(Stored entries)
====================
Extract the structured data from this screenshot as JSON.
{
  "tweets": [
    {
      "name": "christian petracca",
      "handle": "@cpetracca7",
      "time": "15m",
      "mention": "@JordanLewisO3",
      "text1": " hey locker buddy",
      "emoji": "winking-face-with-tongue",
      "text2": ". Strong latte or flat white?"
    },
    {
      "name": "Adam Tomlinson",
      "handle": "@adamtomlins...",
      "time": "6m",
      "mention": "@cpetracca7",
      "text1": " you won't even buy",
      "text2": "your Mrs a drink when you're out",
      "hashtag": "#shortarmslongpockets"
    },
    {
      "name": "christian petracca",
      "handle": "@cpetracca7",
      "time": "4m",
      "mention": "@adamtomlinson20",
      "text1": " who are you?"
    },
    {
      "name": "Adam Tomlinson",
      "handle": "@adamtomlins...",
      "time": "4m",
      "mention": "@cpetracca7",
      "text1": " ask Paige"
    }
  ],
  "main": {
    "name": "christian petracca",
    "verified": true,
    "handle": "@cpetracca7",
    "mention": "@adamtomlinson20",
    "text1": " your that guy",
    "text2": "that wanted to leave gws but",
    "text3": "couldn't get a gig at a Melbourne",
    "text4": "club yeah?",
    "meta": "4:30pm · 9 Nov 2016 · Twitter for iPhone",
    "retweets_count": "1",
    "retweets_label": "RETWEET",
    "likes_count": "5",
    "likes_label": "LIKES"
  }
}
====================
# [EXERCISE GOAL]
Extract the complete listing verbatim.

# [RESULT FOR THIS EXERCISE]
Extract the structured data from this screenshot as JSON.
{
  "tweets": [
    {
      "name": "christian petracca",
      "handle": "@cpetracca7",
      "time": "15m",
      "mention": "@JordanLewisO3",
      "text1": " hey locker buddy",
      "emoji": "winking-face-with-tongue",
      "text2": ". Strong latte or flat white?"
    },
    {
      "name": "Adam Tomlinson",
      "handle": "@adamtomlins...",
      "time": "6m",
      "mention": "@cpetracca7",
      "text1": " you won't even buy",
      "text2": "your Mrs a drink when you're out",
      "hashtag": "#shortarmslongpockets"
    },
    {
      "name": "christian petracca",
      "handle": "@cpetracca7",
      "time": "4m",
      "mention": "@adamtomlinson20",
      "text1": " who are you?"
    },
    {
      "name": "Adam Tomlinson",
      "handle": "@adamtomlins...",
      "time": "4m",
      "mention": "@cpetracca7",
      "text1": " ask Paige"
    }
  ],
  "main": {
    "name": "christian petracca",
    "verified": true,
    "handle": "@cpetracca7",
    "mention": "@adamtomlinson20",
    "text1": " your that guy",
    "text2": "that wanted to leave gws but",
    "text3": "couldn't get a gig at a Melbourne",
    "text4": "club yeah?",
    "meta": "4:30pm · 9 Nov 2016 · Twitter for iPhone",
    "retweets_count": "1",
    "retweets_label": "RETWEET",
    "likes_count": "5",
    "likes_label": "LIKES"
  }
}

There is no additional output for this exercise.